Source data
.....
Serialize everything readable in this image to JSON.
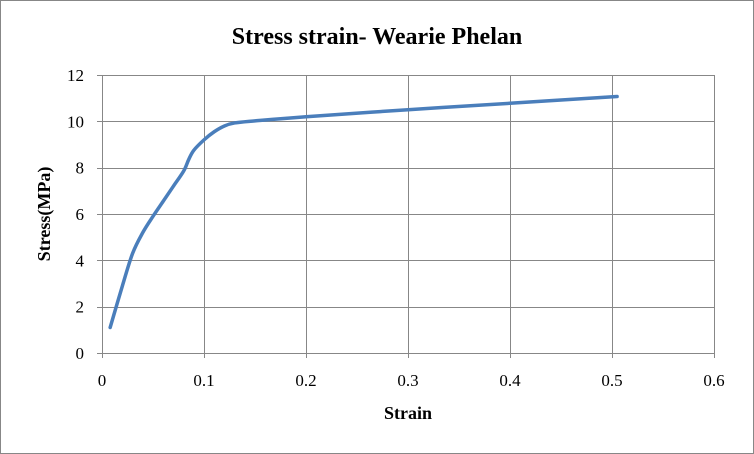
{
  "chart_data": {
    "type": "line",
    "title": "Stress strain- Wearie Phelan",
    "xlabel": "Strain",
    "ylabel": "Stress(MPa)",
    "xlim": [
      0,
      0.6
    ],
    "ylim": [
      0,
      12
    ],
    "xticks": [
      "0",
      "0.1",
      "0.2",
      "0.3",
      "0.4",
      "0.5",
      "0.6"
    ],
    "yticks": [
      "0",
      "2",
      "4",
      "6",
      "8",
      "10",
      "12"
    ],
    "grid": true,
    "legend": "none",
    "series": [
      {
        "color": "#4a7ebb",
        "x": [
          0.008,
          0.02,
          0.03,
          0.04,
          0.05,
          0.06,
          0.07,
          0.08,
          0.085,
          0.09,
          0.1,
          0.11,
          0.12,
          0.13,
          0.15,
          0.2,
          0.3,
          0.4,
          0.505
        ],
        "y": [
          1.1,
          2.9,
          4.3,
          5.2,
          5.9,
          6.55,
          7.2,
          7.85,
          8.35,
          8.75,
          9.2,
          9.55,
          9.8,
          9.93,
          10.02,
          10.2,
          10.5,
          10.78,
          11.07
        ]
      }
    ]
  }
}
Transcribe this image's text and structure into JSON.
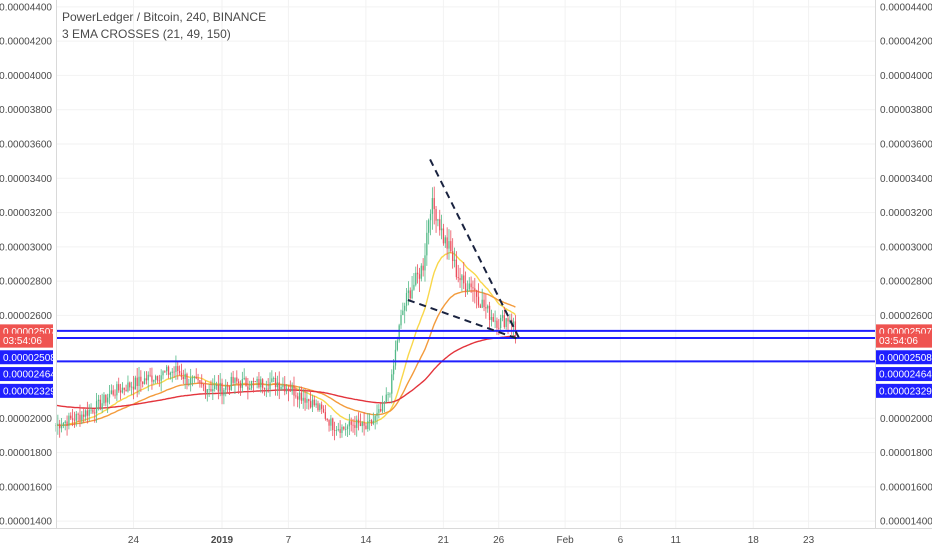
{
  "header": {
    "title": "PowerLedger / Bitcoin, 240, BINANCE",
    "indicator": "3 EMA CROSSES (21, 49, 150)"
  },
  "chart_data": {
    "type": "candlestick",
    "symbol": "POWR/BTC",
    "interval": "240",
    "exchange": "BINANCE",
    "y_axis": {
      "range": [
        1.36e-05,
        4.44e-05
      ],
      "ticks": [
        "0.00004400",
        "0.00004200",
        "0.00004000",
        "0.00003800",
        "0.00003600",
        "0.00003400",
        "0.00003200",
        "0.00003000",
        "0.00002800",
        "0.00002600",
        "0.00002000",
        "0.00001800",
        "0.00001600",
        "0.00001400"
      ],
      "tick_values": [
        4.4e-05,
        4.2e-05,
        4e-05,
        3.8e-05,
        3.6e-05,
        3.4e-05,
        3.2e-05,
        3e-05,
        2.8e-05,
        2.6e-05,
        2e-05,
        1.8e-05,
        1.6e-05,
        1.4e-05
      ]
    },
    "x_axis": {
      "ticks": [
        "24",
        "2019",
        "7",
        "14",
        "21",
        "26",
        "Feb",
        "6",
        "11",
        "18",
        "23"
      ],
      "tick_days": [
        7,
        15,
        21,
        28,
        35,
        40,
        46,
        51,
        56,
        63,
        68
      ]
    },
    "price_tags": {
      "last": {
        "value": "0.00002507",
        "price": 2.507e-05,
        "color": "#ef5350"
      },
      "countdown": {
        "value": "03:54:06",
        "price": 2.453e-05,
        "color": "#ef5350"
      },
      "levels": [
        {
          "value": "0.00002508",
          "price": 2.356e-05
        },
        {
          "value": "0.00002464",
          "price": 2.258e-05
        },
        {
          "value": "0.00002329",
          "price": 2.16e-05
        }
      ]
    },
    "horizontal_lines": [
      2.51e-05,
      2.468e-05,
      2.332e-05
    ],
    "trend_lines": [
      {
        "from": [
          33.8,
          3.51e-05
        ],
        "to": [
          41.9,
          2.46e-05
        ]
      },
      {
        "from": [
          31.8,
          2.69e-05
        ],
        "to": [
          41.9,
          2.46e-05
        ]
      }
    ],
    "day_range": [
      0,
      74
    ],
    "candle_anchors": [
      {
        "day": 0,
        "close": 1.96e-05
      },
      {
        "day": 2,
        "close": 2.01e-05
      },
      {
        "day": 4,
        "close": 2.08e-05
      },
      {
        "day": 5,
        "close": 2.15e-05
      },
      {
        "day": 7,
        "close": 2.2e-05
      },
      {
        "day": 9,
        "close": 2.25e-05
      },
      {
        "day": 11,
        "close": 2.28e-05
      },
      {
        "day": 12,
        "close": 2.22e-05
      },
      {
        "day": 13,
        "close": 2.19e-05
      },
      {
        "day": 15,
        "close": 2.17e-05
      },
      {
        "day": 16,
        "close": 2.21e-05
      },
      {
        "day": 18,
        "close": 2.2e-05
      },
      {
        "day": 20,
        "close": 2.21e-05
      },
      {
        "day": 21,
        "close": 2.18e-05
      },
      {
        "day": 22,
        "close": 2.14e-05
      },
      {
        "day": 23,
        "close": 2.1e-05
      },
      {
        "day": 24,
        "close": 2.04e-05
      },
      {
        "day": 25,
        "close": 1.96e-05
      },
      {
        "day": 26,
        "close": 1.94e-05
      },
      {
        "day": 27,
        "close": 1.97e-05
      },
      {
        "day": 28,
        "close": 1.94e-05
      },
      {
        "day": 28.6,
        "close": 1.98e-05
      },
      {
        "day": 29.5,
        "close": 2.05e-05
      },
      {
        "day": 30.3,
        "close": 2.2e-05
      },
      {
        "day": 30.8,
        "close": 2.45e-05
      },
      {
        "day": 31.3,
        "close": 2.62e-05
      },
      {
        "day": 31.8,
        "close": 2.72e-05
      },
      {
        "day": 32.5,
        "close": 2.8e-05
      },
      {
        "day": 33.2,
        "close": 2.9e-05
      },
      {
        "day": 33.8,
        "close": 3.25e-05
      },
      {
        "day": 34.4,
        "close": 3.2e-05
      },
      {
        "day": 35,
        "close": 3.05e-05
      },
      {
        "day": 35.6,
        "close": 2.98e-05
      },
      {
        "day": 36.2,
        "close": 2.85e-05
      },
      {
        "day": 36.8,
        "close": 2.78e-05
      },
      {
        "day": 37.5,
        "close": 2.79e-05
      },
      {
        "day": 38.2,
        "close": 2.7e-05
      },
      {
        "day": 39,
        "close": 2.62e-05
      },
      {
        "day": 40,
        "close": 2.56e-05
      },
      {
        "day": 41,
        "close": 2.59e-05
      },
      {
        "day": 41.6,
        "close": 2.51e-05
      }
    ],
    "ema_colors": [
      "#f9d74a",
      "#f39b3c",
      "#e3343c"
    ],
    "up_color": "#53b987",
    "down_color": "#eb4d5c",
    "level_color": "#1f1fff"
  }
}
.....
**The task**
List the lines that contain the word "BINANCE".

**Answer for this exercise**
    "title": "PowerLedger / Bitcoin, 240, BINANCE",
    "exchange": "BINANCE",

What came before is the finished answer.